◆ **Directions**
Read the material below. Count the lines containing "Only" and give that count alone.

········

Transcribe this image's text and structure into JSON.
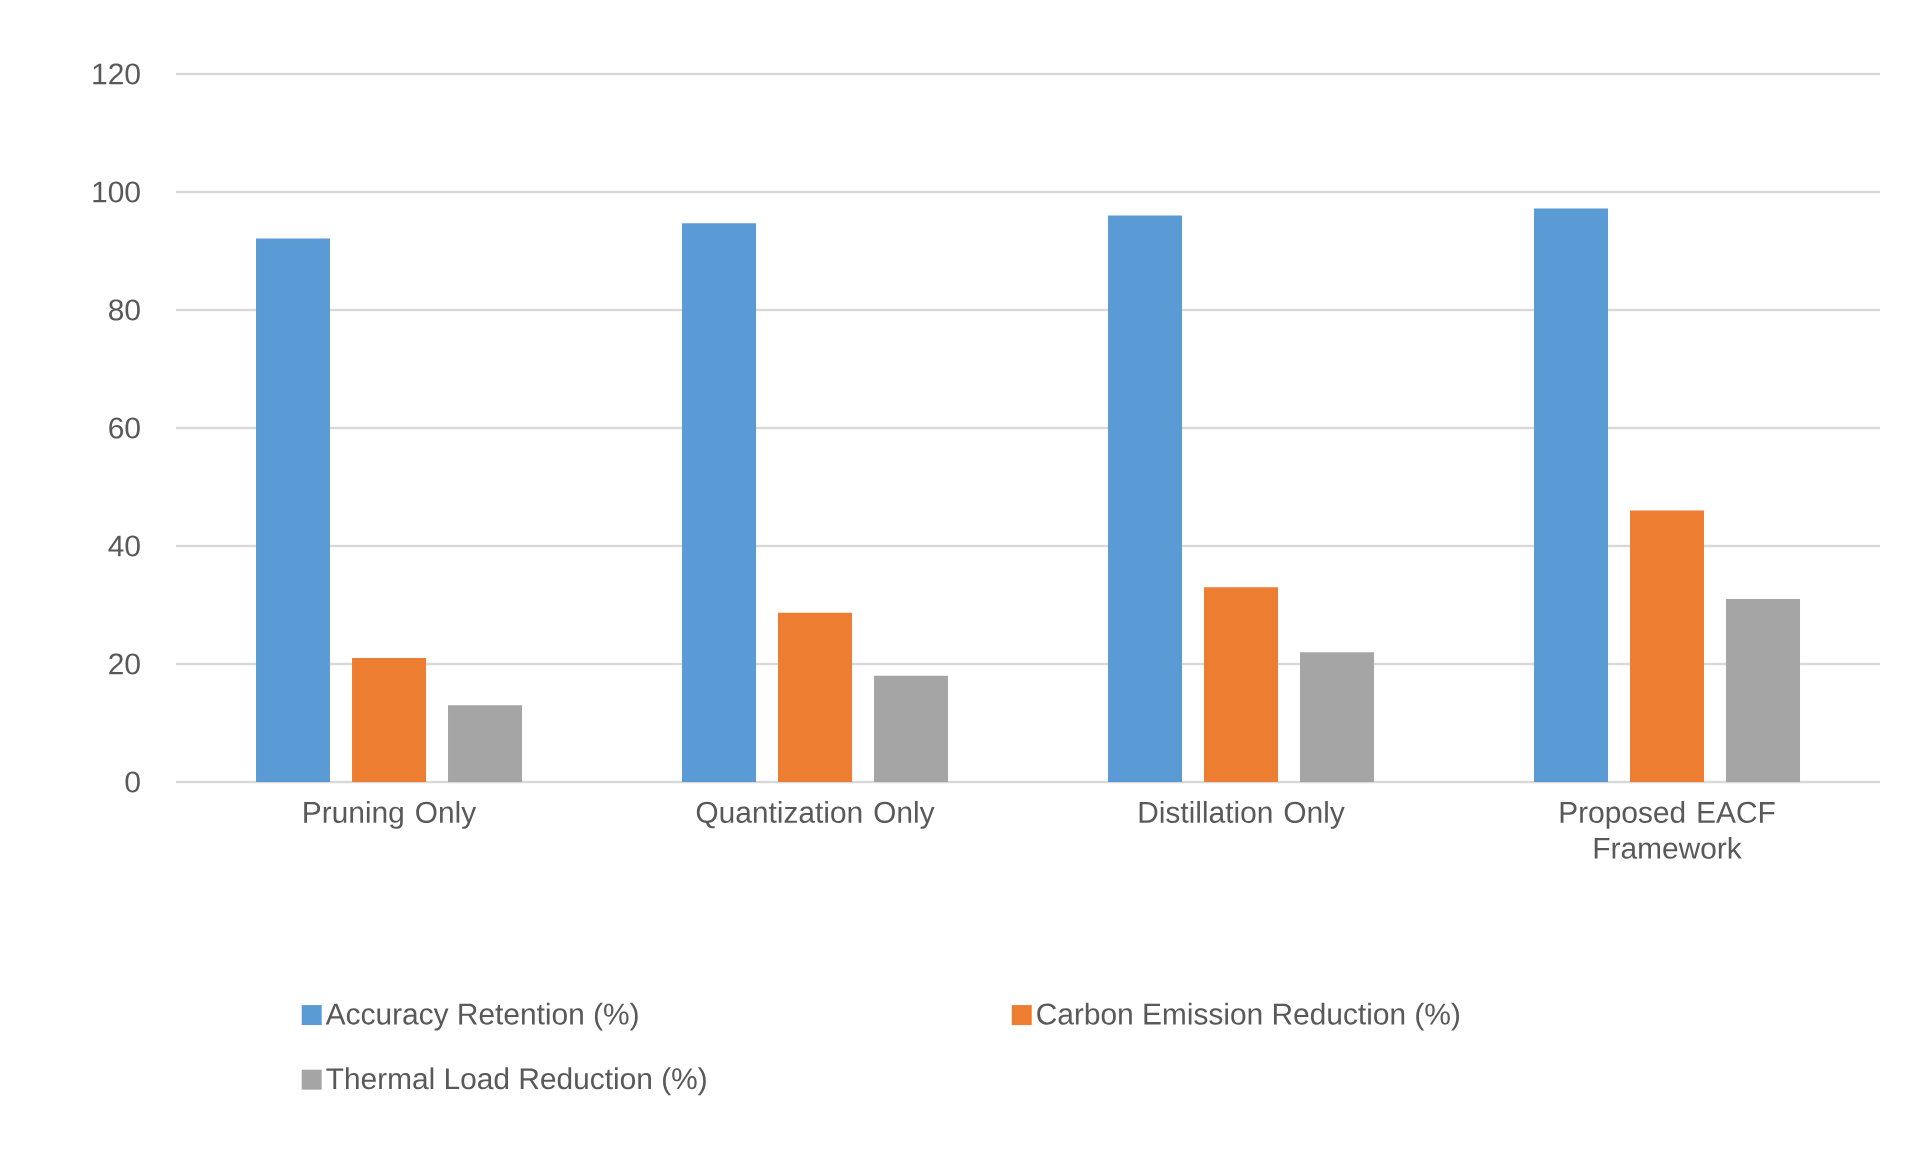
{
  "chart_data": {
    "type": "bar",
    "categories": [
      "Pruning Only",
      "Quantization Only",
      "Distillation Only",
      "Proposed EACF Framework"
    ],
    "series": [
      {
        "name": "Accuracy Retention (%)",
        "color": "#5b9bd5",
        "values": [
          92.1,
          94.7,
          96,
          97.2
        ]
      },
      {
        "name": "Carbon Emission Reduction (%)",
        "color": "#ed7d31",
        "values": [
          21,
          28.7,
          33,
          46
        ]
      },
      {
        "name": "Thermal Load Reduction (%)",
        "color": "#a5a5a5",
        "values": [
          13,
          18,
          22,
          31
        ]
      }
    ],
    "ylim": [
      0,
      120
    ],
    "yticks": [
      0,
      20,
      40,
      60,
      80,
      100,
      120
    ],
    "grid": "y",
    "legend": "bottom"
  }
}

········

◆ **Result of the exercise**
3